Architecture Fundamentals
Flow organization through the separation of control/rendering
I/O is built on the concept of an audio context or AudioGraph.
A node graph defines the path a sound follows from its source —which may be, for example, an audio file— to the output device, describing each intermediate signal transformation.
As the signal flows through each node, its properties may be modified.
In this model, nodes are represented as blocks and connections as directional links, with each node supporting multiple inputs and outputs. By default, if a node receives multiple connections, I/O sums all incoming signals combining them into a consolidated path.
Threads
Low-latency audio systems are commonly implemented using callback functions, where the operating system invokes the program whenever audio must be generated to keep playback continuous, providing a predictable mechanism for real-time signal production.
Execution occurs on a high-priority thread; crossing boundaries or introducing buffering inevitably adds latency and reduces fault tolerance.
I/O is implemented using a control thread and a render thread.
The control thread is where the AudioGraph is instantiated and where developers manipulate the graph, invoking operations. This thread uses an event loop, while the render thread runs a specialized loop that computes the signal in response to actions performed on that control thread.
Communication between threads occurs through messages sent from the control plane, and in the opposite direction through regular event-loop tasks.
Automation
One of I/O’s main strengths is that it incorporates a low-latency timing model. Timing enables scheduling events to occur at specific future moments, which is particularly useful in scenes and spatial applications that depend on precise temporal coordination.
The context provides its own temporal model and reference frame.
The design based on two threads allows audio processing to occur deterministically without blocking the UI or compromising system stability. Graph operations are validated on the control thread and executed asynchronously on the render thread.
Operations
In I/O, operations on an AudioNode are divided into two phases:
A synchronous phase, executed on the control thread for parameter changes.

### [Task brief]
Carry on the audio architecture text from its final sentence. The records come from a separate, unrelated source.

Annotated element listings
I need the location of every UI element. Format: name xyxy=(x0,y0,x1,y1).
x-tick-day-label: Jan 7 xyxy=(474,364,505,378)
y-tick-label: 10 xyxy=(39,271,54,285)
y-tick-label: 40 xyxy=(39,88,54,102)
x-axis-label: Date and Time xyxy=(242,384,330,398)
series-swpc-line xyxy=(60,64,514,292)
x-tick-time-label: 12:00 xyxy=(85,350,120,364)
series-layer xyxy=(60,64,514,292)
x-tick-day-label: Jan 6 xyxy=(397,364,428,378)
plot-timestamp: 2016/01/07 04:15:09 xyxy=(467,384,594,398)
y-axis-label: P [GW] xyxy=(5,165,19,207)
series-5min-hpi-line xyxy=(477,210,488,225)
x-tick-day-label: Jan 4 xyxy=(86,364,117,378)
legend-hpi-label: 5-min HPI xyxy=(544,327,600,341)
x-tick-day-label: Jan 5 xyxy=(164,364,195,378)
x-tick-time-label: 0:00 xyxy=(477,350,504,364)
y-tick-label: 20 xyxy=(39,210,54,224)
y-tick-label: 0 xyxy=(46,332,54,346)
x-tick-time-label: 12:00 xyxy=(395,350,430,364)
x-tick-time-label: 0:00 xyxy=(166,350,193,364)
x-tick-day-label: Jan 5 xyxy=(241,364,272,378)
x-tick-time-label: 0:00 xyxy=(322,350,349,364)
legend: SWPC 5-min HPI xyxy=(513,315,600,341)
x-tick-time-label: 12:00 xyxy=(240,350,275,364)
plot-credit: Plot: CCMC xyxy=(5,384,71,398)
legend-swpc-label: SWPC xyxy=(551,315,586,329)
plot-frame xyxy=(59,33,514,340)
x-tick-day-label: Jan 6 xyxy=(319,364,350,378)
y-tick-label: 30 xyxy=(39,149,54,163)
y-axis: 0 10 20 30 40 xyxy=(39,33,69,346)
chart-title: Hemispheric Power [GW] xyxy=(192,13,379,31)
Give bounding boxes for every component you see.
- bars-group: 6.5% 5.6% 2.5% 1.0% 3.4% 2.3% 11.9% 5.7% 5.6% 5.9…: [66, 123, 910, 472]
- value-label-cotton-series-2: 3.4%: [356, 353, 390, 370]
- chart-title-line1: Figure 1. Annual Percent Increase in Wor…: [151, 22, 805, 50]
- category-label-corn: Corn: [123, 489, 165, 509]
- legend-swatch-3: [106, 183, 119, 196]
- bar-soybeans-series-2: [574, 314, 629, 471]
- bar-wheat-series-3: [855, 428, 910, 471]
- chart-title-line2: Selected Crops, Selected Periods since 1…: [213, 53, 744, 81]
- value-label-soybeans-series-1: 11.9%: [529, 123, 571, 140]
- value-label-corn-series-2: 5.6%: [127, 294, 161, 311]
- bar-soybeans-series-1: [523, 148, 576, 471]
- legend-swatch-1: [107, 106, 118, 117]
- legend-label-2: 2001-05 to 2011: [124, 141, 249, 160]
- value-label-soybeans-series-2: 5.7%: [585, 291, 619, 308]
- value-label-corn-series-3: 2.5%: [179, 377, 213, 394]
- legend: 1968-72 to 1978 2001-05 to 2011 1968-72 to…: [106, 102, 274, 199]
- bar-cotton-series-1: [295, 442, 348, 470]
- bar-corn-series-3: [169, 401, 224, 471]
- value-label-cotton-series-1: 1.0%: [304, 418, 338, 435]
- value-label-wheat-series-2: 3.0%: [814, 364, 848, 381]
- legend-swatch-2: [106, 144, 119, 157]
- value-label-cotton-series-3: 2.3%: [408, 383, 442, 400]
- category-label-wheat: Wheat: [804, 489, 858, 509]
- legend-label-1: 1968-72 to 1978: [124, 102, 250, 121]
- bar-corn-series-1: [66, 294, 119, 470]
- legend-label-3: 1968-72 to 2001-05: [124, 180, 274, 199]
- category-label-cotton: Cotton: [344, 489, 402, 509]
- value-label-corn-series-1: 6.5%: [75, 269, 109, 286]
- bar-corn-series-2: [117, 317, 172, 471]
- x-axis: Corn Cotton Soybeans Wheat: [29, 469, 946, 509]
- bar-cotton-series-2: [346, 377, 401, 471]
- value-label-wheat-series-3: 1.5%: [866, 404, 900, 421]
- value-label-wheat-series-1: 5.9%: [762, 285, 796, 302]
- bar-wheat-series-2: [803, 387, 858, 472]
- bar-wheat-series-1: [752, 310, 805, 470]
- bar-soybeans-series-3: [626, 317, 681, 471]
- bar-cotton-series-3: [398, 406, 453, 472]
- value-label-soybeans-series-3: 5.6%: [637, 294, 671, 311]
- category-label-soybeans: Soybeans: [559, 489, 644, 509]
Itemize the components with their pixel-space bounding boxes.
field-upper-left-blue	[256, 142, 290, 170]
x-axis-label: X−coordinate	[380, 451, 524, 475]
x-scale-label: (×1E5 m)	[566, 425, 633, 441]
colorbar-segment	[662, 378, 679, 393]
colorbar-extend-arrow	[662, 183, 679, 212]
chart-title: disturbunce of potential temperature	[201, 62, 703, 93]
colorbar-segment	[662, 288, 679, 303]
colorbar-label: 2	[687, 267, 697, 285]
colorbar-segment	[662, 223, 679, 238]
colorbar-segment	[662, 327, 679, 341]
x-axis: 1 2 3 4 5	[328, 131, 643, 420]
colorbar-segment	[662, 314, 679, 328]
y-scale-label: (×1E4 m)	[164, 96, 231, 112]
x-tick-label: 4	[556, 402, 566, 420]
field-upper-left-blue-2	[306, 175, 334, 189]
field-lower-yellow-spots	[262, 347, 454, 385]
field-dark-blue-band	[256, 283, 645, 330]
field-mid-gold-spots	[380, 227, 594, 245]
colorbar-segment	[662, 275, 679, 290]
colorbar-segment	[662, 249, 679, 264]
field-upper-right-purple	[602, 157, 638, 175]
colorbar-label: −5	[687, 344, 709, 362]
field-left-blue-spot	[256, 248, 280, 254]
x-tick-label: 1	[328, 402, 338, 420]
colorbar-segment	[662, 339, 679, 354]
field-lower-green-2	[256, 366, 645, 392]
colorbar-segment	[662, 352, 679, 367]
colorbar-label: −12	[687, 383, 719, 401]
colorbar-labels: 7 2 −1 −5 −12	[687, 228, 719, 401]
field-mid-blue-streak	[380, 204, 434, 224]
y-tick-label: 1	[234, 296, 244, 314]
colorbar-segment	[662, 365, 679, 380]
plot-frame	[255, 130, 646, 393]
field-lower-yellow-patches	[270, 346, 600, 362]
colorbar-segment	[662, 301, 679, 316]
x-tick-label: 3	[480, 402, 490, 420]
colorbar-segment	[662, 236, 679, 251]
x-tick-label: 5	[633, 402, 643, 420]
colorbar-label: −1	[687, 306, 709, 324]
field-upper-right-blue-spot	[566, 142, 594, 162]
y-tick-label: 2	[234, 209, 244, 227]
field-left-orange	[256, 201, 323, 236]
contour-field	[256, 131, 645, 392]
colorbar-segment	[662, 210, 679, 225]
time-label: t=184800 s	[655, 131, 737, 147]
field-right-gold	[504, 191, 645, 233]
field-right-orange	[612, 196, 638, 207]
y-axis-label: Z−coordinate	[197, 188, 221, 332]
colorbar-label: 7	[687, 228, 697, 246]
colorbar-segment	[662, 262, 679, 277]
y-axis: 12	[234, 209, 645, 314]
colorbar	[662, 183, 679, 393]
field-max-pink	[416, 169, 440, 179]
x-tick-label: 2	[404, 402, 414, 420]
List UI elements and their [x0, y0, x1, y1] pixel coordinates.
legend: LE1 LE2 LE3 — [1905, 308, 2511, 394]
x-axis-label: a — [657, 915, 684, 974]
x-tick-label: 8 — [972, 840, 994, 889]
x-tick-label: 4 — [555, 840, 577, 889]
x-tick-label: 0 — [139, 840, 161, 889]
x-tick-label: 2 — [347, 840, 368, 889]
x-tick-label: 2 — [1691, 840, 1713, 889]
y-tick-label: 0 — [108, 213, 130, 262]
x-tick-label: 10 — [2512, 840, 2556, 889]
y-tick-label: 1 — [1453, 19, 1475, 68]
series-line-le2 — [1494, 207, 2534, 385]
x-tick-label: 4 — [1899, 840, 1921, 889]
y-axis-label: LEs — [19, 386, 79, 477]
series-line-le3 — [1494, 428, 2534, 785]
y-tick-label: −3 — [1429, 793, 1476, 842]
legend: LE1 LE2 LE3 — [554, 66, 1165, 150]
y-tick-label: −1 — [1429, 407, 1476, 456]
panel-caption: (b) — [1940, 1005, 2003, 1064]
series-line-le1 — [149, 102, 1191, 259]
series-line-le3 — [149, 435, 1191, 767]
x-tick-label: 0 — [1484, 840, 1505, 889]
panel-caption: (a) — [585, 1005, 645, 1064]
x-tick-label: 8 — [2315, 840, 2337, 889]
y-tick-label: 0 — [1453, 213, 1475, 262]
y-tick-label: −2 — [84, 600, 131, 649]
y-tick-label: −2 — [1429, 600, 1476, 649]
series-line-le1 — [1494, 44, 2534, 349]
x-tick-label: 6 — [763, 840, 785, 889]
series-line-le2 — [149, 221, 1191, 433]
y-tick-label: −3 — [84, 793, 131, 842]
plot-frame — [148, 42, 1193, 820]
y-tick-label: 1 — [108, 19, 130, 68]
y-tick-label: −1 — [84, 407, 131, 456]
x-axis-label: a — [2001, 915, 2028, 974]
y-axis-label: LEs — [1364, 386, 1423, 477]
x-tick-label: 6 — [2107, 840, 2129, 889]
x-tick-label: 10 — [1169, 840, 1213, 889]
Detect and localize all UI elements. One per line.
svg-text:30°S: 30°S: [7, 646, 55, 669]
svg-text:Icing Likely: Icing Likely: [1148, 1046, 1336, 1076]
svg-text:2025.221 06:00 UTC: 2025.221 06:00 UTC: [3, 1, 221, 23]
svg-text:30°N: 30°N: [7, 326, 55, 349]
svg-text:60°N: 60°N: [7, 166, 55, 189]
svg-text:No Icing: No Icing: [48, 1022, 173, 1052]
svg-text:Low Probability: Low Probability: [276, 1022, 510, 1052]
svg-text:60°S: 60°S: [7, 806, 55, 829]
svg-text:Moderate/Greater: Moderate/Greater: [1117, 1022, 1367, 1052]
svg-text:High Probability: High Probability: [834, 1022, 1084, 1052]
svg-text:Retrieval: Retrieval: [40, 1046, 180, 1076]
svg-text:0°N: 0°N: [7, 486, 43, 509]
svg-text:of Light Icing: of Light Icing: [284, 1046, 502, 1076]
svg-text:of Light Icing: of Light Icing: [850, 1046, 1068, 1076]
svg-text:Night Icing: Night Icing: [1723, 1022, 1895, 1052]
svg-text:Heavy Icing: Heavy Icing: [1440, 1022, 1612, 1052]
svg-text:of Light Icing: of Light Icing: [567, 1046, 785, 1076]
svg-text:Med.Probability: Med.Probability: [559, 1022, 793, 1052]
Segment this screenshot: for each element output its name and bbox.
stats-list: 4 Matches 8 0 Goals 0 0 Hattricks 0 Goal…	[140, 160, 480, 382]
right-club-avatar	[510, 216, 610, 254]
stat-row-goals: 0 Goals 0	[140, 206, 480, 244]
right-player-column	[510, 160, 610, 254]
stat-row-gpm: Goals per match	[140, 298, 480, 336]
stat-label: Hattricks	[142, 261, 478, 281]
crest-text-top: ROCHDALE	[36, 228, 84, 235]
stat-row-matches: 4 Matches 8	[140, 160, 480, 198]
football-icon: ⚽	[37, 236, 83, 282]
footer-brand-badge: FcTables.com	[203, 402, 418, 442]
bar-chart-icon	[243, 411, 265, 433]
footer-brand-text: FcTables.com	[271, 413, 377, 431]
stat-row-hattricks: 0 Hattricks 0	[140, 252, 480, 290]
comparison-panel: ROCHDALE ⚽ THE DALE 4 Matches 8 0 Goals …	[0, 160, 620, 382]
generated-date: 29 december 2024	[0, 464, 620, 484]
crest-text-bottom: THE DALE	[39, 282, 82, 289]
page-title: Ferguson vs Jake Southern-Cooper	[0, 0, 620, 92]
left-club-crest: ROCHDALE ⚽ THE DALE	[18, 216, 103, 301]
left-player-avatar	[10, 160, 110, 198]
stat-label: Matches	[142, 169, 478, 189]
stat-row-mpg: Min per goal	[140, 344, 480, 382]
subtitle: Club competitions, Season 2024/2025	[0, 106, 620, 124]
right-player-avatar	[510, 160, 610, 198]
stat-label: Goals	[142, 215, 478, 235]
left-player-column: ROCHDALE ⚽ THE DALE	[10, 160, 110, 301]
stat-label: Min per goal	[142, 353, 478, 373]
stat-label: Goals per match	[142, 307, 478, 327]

### [Task response]
An asynchronous phase, executed on the render thread through an enqueued message.
This guarantees safety when modifying parameters or states without blocking processing. If operation A is invoked before operation B, both their synchronous and asynchronous phases must execute in the same order, preventing any reordering.
Nodes
Nodes can be classified into three broad categories.
Source nodes include components such as audio players, buffers, live inputs, generators and oscillators, while Processing nodes include filters, equalization, reverberation, delays, spatializers among other FX. Finally, the Analysis nodes encompass real-time audio analyzers.
Although the final destination node is usually a playback system such as speakers, I/O also allows audio to be processed without being played back —for example, visualization or offline processing, where the audio stream is stored in a buffer for later use.
In interactive environments, multiple sources combine to form the final mix. These may include background music, effects, UI feedback, etc. Once established, the graph can be modified dynamically adapting its structure as the scene evolves.
I/O offers independent control over each channel, as well as over the entire set.
When an AudioNode receives multiple inputs, it adjusts channels through upmixing or downmixing to maintain signal compatibility. In nodes with tail-time, channel changes are applied only when the previous signal no longer contributes to the output.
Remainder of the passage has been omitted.